Gather up the lines that contain "subtitle".

| STORED ROWS |

## START

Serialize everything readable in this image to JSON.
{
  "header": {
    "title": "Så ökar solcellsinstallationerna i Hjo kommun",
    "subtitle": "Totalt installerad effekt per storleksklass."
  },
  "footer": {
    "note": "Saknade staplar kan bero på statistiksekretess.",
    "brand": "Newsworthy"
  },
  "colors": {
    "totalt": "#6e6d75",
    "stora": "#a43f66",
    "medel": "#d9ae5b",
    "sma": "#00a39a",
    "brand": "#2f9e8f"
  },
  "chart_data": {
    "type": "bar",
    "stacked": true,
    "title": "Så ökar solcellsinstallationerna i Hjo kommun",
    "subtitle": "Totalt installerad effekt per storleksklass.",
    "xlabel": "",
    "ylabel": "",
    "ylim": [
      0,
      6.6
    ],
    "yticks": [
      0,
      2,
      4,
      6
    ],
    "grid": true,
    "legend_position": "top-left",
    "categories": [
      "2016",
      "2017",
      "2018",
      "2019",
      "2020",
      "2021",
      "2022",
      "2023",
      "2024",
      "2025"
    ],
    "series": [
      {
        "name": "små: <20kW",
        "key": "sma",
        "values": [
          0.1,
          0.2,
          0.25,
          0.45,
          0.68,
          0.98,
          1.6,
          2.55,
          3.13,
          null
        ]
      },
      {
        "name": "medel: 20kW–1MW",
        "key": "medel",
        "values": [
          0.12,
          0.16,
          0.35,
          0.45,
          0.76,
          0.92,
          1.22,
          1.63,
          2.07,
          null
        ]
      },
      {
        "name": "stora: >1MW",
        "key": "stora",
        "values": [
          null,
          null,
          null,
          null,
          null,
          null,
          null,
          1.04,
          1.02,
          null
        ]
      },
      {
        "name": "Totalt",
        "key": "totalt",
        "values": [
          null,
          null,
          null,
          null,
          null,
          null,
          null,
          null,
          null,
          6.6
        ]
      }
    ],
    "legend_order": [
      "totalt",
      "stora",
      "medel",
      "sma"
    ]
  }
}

## END

| ANSWER FOR THIS EXERCISE |
    "subtitle": "Totalt installerad effekt per storleksklass."
    "subtitle": "Totalt installerad effekt per storleksklass.",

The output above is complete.